- _Written task_
Restate each line word for word. Leave out every picture.

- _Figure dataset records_
-- -- --
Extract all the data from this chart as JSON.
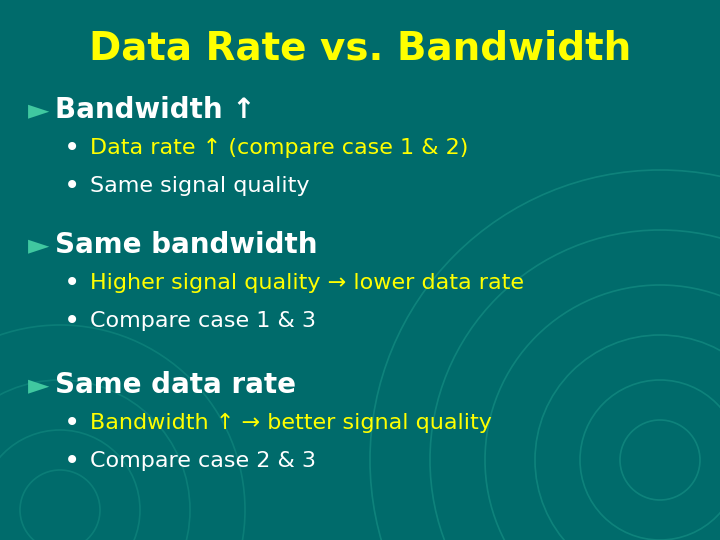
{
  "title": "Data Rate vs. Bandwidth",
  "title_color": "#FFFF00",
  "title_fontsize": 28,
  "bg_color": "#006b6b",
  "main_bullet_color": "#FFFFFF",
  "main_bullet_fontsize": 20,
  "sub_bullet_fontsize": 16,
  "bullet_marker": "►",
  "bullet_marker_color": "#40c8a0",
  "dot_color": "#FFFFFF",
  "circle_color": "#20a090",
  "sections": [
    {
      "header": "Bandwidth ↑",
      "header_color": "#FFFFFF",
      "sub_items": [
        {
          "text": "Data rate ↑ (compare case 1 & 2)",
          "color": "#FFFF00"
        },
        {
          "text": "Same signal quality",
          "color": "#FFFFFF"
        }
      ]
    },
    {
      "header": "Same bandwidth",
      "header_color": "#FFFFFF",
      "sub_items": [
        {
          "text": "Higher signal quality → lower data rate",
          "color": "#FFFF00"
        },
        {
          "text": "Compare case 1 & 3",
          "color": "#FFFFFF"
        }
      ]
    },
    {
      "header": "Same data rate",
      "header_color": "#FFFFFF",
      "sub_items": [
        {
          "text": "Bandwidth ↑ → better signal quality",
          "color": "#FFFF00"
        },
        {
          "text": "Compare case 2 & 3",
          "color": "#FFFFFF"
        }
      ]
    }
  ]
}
-- -- --
- _Full solution_
Extract all the data from this chart as JSON.
{
  "title": "Data Rate vs. Bandwidth",
  "title_color": "#FFFF00",
  "title_fontsize": 28,
  "bg_color": "#006b6b",
  "main_bullet_color": "#FFFFFF",
  "main_bullet_fontsize": 20,
  "sub_bullet_fontsize": 16,
  "bullet_marker": "►",
  "bullet_marker_color": "#40c8a0",
  "dot_color": "#FFFFFF",
  "circle_color": "#20a090",
  "sections": [
    {
      "header": "Bandwidth ↑",
      "header_color": "#FFFFFF",
      "sub_items": [
        {
          "text": "Data rate ↑ (compare case 1 & 2)",
          "color": "#FFFF00"
        },
        {
          "text": "Same signal quality",
          "color": "#FFFFFF"
        }
      ]
    },
    {
      "header": "Same bandwidth",
      "header_color": "#FFFFFF",
      "sub_items": [
        {
          "text": "Higher signal quality → lower data rate",
          "color": "#FFFF00"
        },
        {
          "text": "Compare case 1 & 3",
          "color": "#FFFFFF"
        }
      ]
    },
    {
      "header": "Same data rate",
      "header_color": "#FFFFFF",
      "sub_items": [
        {
          "text": "Bandwidth ↑ → better signal quality",
          "color": "#FFFF00"
        },
        {
          "text": "Compare case 2 & 3",
          "color": "#FFFFFF"
        }
      ]
    }
  ]
}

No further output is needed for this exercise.